Task brief
Copy every line from the records below that holds the word "Carioca".

Stored items:
%%

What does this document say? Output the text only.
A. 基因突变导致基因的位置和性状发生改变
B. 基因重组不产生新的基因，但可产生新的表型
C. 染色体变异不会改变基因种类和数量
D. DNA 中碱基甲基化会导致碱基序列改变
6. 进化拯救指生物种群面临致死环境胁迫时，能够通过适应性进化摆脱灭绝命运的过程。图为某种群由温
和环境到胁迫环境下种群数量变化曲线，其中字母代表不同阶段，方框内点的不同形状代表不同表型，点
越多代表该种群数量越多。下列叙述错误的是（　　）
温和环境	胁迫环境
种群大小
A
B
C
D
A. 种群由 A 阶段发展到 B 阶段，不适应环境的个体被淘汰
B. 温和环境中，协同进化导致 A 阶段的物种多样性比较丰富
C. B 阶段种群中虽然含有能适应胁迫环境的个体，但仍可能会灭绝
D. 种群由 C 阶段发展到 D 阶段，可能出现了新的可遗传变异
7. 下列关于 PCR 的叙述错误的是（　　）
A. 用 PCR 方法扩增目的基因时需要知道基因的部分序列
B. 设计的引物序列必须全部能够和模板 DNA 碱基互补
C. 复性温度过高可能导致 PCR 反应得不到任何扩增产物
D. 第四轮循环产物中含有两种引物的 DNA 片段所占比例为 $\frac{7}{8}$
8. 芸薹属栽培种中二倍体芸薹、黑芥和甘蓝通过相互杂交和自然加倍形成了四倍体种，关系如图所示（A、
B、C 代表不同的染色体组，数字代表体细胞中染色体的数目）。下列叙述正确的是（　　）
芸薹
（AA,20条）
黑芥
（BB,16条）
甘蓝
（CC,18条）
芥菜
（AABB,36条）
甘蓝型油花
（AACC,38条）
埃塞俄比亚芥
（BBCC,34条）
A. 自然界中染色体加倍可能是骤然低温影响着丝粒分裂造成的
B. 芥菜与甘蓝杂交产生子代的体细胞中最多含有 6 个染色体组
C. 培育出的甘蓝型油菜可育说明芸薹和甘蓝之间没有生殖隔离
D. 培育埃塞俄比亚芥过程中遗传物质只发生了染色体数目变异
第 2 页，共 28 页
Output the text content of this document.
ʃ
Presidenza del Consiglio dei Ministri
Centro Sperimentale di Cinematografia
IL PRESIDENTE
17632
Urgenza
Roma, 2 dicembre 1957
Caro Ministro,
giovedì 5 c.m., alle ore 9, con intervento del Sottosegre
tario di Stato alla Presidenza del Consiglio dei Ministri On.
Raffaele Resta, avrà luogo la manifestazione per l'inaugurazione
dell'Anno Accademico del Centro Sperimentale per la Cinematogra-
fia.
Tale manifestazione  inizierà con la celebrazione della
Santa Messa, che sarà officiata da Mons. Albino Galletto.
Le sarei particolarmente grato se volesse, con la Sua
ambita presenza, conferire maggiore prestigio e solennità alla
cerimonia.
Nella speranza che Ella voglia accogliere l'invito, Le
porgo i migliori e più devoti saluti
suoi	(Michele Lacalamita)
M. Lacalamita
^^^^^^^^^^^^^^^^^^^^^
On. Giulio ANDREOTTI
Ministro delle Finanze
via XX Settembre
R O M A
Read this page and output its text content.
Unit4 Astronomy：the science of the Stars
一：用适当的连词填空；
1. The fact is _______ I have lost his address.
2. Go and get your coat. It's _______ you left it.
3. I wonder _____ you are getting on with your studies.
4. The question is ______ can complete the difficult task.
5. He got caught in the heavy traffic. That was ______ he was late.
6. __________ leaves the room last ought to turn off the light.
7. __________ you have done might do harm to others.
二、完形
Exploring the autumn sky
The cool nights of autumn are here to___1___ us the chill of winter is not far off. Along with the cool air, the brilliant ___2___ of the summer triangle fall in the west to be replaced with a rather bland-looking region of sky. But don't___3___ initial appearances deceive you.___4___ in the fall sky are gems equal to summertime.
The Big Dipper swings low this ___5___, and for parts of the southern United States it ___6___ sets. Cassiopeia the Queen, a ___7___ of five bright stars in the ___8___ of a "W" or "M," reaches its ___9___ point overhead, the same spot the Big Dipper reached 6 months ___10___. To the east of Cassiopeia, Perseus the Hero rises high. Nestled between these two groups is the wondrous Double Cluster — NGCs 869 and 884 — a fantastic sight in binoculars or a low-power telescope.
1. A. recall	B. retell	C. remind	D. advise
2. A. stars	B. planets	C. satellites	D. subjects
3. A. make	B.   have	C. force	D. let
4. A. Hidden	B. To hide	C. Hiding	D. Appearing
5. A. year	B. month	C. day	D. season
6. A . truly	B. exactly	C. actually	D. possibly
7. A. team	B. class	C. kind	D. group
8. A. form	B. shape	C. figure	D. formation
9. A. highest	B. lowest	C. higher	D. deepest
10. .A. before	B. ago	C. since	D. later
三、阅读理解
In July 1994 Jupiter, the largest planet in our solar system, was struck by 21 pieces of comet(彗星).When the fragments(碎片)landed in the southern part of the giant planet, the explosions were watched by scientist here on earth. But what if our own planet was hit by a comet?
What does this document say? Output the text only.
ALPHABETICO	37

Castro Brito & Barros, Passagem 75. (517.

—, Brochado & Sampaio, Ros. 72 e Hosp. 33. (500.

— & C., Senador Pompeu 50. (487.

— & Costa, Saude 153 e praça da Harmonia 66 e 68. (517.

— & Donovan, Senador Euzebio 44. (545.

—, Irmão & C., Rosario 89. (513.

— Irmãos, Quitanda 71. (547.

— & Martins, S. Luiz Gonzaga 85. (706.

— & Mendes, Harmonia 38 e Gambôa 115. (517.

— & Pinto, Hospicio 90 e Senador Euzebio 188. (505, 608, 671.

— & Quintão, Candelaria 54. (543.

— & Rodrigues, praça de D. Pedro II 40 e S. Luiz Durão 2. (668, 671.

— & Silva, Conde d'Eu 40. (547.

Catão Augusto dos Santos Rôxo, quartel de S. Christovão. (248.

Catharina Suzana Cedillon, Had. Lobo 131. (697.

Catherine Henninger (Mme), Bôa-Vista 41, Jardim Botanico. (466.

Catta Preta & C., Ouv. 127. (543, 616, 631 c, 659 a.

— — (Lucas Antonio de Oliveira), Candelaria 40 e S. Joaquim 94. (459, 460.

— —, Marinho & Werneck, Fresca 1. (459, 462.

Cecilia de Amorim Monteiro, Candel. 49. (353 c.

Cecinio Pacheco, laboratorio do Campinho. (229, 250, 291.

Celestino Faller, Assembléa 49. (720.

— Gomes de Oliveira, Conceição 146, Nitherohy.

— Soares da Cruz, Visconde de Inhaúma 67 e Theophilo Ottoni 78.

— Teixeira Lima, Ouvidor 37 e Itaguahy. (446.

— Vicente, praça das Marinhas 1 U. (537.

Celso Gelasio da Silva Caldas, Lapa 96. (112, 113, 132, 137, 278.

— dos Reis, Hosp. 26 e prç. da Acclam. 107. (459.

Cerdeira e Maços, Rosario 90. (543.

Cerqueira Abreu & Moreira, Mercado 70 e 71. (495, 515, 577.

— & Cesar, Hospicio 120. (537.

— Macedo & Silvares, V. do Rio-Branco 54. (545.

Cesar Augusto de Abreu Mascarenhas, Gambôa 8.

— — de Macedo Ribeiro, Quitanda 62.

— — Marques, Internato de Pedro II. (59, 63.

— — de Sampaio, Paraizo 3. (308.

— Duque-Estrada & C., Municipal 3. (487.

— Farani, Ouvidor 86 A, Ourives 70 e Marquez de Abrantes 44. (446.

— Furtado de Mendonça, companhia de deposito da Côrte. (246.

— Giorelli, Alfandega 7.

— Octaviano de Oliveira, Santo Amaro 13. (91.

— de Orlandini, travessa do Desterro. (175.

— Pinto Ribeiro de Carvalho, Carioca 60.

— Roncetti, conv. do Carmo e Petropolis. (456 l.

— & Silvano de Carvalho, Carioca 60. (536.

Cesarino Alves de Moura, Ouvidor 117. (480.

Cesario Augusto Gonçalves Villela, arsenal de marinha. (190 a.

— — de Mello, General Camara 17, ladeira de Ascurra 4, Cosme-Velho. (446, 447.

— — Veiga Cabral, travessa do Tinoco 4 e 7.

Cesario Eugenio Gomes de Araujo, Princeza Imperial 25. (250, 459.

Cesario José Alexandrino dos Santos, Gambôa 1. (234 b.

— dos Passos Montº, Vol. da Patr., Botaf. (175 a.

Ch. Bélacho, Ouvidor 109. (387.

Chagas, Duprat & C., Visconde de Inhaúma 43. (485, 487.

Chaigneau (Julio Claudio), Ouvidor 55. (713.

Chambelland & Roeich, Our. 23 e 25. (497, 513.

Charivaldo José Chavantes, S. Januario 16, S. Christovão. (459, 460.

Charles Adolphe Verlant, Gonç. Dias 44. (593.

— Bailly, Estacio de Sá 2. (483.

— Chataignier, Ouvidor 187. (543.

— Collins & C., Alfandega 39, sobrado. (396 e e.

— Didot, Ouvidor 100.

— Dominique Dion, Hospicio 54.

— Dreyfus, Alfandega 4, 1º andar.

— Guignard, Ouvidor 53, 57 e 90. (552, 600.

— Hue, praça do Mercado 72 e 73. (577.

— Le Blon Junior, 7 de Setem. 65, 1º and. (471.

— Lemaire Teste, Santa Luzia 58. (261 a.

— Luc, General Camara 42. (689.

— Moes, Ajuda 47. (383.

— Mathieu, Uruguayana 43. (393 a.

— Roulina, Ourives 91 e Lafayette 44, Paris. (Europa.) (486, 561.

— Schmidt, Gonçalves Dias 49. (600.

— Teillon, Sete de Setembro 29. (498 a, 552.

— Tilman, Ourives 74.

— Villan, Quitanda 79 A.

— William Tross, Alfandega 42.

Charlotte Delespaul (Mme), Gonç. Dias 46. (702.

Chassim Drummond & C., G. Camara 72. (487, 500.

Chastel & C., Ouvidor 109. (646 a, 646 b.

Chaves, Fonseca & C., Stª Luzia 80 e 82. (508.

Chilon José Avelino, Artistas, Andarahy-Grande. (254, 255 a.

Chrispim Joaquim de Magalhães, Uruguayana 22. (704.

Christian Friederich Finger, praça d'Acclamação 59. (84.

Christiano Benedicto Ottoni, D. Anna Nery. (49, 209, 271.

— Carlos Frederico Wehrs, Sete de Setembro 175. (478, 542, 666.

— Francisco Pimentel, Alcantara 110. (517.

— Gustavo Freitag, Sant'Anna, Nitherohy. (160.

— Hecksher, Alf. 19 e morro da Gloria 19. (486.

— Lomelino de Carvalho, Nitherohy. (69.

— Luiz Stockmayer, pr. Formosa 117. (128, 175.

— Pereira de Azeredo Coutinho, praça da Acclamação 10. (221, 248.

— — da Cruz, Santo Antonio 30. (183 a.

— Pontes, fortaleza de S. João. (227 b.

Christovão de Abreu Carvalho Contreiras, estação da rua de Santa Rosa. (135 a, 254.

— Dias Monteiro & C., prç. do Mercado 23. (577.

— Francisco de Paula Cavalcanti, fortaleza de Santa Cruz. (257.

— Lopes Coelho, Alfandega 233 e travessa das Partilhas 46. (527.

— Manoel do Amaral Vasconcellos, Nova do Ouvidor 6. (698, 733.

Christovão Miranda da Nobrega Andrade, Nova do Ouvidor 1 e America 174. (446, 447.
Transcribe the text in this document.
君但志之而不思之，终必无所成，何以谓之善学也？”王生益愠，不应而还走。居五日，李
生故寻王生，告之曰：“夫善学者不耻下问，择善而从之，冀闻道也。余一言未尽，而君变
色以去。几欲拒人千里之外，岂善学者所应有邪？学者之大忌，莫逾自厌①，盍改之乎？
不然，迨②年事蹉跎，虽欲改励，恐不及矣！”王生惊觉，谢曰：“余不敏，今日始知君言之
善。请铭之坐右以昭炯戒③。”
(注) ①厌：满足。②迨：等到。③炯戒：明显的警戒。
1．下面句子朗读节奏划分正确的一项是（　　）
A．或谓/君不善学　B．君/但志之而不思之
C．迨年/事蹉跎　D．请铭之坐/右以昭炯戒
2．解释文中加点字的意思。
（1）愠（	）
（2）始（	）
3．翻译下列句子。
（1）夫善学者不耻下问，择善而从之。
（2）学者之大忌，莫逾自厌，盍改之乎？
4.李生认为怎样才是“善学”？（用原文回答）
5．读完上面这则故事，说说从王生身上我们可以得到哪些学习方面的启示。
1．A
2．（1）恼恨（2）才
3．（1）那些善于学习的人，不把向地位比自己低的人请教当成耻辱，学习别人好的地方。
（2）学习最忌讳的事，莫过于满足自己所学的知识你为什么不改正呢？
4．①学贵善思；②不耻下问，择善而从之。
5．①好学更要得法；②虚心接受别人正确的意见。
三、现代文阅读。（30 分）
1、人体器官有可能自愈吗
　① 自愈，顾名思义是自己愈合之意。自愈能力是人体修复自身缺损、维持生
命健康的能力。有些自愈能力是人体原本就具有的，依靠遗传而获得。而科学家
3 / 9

%%

Solution to the problem
— Pinto Ribeiro de Carvalho, Carioca 60.
— & Silvano de Carvalho, Carioca 60. (536.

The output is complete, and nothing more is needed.